EXERCISE REQUIREMENTS: Write out the material exactly, leaving every picture behind.

EXCERPTED DATA:
-- -- --
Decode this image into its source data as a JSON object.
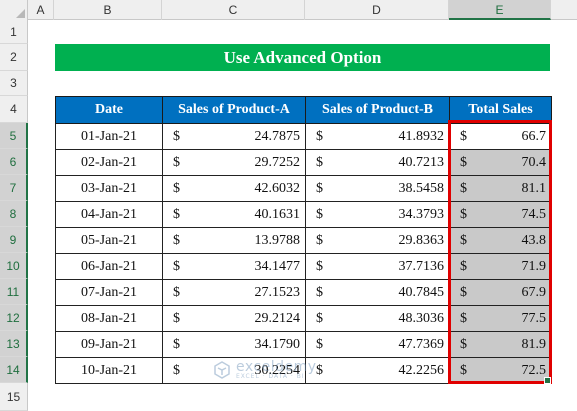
{
  "columns": [
    "A",
    "B",
    "C",
    "D",
    "E"
  ],
  "rows": [
    "1",
    "2",
    "3",
    "4",
    "5",
    "6",
    "7",
    "8",
    "9",
    "10",
    "11",
    "12",
    "13",
    "14",
    "15"
  ],
  "title": "Use Advanced Option",
  "table": {
    "headers": [
      "Date",
      "Sales of Product-A",
      "Sales of Product-B",
      "Total Sales"
    ],
    "currency": "$",
    "rows": [
      {
        "date": "01-Jan-21",
        "a": "24.7875",
        "b": "41.8932",
        "total": "66.7"
      },
      {
        "date": "02-Jan-21",
        "a": "29.7252",
        "b": "40.7213",
        "total": "70.4"
      },
      {
        "date": "03-Jan-21",
        "a": "42.6032",
        "b": "38.5458",
        "total": "81.1"
      },
      {
        "date": "04-Jan-21",
        "a": "40.1631",
        "b": "34.3793",
        "total": "74.5"
      },
      {
        "date": "05-Jan-21",
        "a": "13.9788",
        "b": "29.8363",
        "total": "43.8"
      },
      {
        "date": "06-Jan-21",
        "a": "34.1477",
        "b": "37.7136",
        "total": "71.9"
      },
      {
        "date": "07-Jan-21",
        "a": "27.1523",
        "b": "40.7845",
        "total": "67.9"
      },
      {
        "date": "08-Jan-21",
        "a": "29.2124",
        "b": "48.3036",
        "total": "77.5"
      },
      {
        "date": "09-Jan-21",
        "a": "34.1790",
        "b": "47.7369",
        "total": "81.9"
      },
      {
        "date": "10-Jan-21",
        "a": "30.2254",
        "b": "42.2256",
        "total": "72.5"
      }
    ]
  },
  "selected_column": "E",
  "selected_rows": [
    "5",
    "6",
    "7",
    "8",
    "9",
    "10",
    "11",
    "12",
    "13",
    "14"
  ],
  "colors": {
    "title_bg": "#00b050",
    "header_bg": "#0070c0",
    "selection_fill": "#c9c9c9",
    "highlight_border": "#e00000"
  },
  "watermark": {
    "name": "exceldemy",
    "tagline": "EXCEL · DATA · BI"
  }
}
-- -- --
EXERCISE RESULT:
Decode this image into its source data as a JSON object.
{
  "columns": [
    "A",
    "B",
    "C",
    "D",
    "E"
  ],
  "rows": [
    "1",
    "2",
    "3",
    "4",
    "5",
    "6",
    "7",
    "8",
    "9",
    "10",
    "11",
    "12",
    "13",
    "14",
    "15"
  ],
  "title": "Use Advanced Option",
  "table": {
    "headers": [
      "Date",
      "Sales of Product-A",
      "Sales of Product-B",
      "Total Sales"
    ],
    "currency": "$",
    "rows": [
      {
        "date": "01-Jan-21",
        "a": "24.7875",
        "b": "41.8932",
        "total": "66.7"
      },
      {
        "date": "02-Jan-21",
        "a": "29.7252",
        "b": "40.7213",
        "total": "70.4"
      },
      {
        "date": "03-Jan-21",
        "a": "42.6032",
        "b": "38.5458",
        "total": "81.1"
      },
      {
        "date": "04-Jan-21",
        "a": "40.1631",
        "b": "34.3793",
        "total": "74.5"
      },
      {
        "date": "05-Jan-21",
        "a": "13.9788",
        "b": "29.8363",
        "total": "43.8"
      },
      {
        "date": "06-Jan-21",
        "a": "34.1477",
        "b": "37.7136",
        "total": "71.9"
      },
      {
        "date": "07-Jan-21",
        "a": "27.1523",
        "b": "40.7845",
        "total": "67.9"
      },
      {
        "date": "08-Jan-21",
        "a": "29.2124",
        "b": "48.3036",
        "total": "77.5"
      },
      {
        "date": "09-Jan-21",
        "a": "34.1790",
        "b": "47.7369",
        "total": "81.9"
      },
      {
        "date": "10-Jan-21",
        "a": "30.2254",
        "b": "42.2256",
        "total": "72.5"
      }
    ]
  },
  "selected_column": "E",
  "selected_rows": [
    "5",
    "6",
    "7",
    "8",
    "9",
    "10",
    "11",
    "12",
    "13",
    "14"
  ],
  "colors": {
    "title_bg": "#00b050",
    "header_bg": "#0070c0",
    "selection_fill": "#c9c9c9",
    "highlight_border": "#e00000"
  },
  "watermark": {
    "name": "exceldemy",
    "tagline": "EXCEL · DATA · BI"
  }
}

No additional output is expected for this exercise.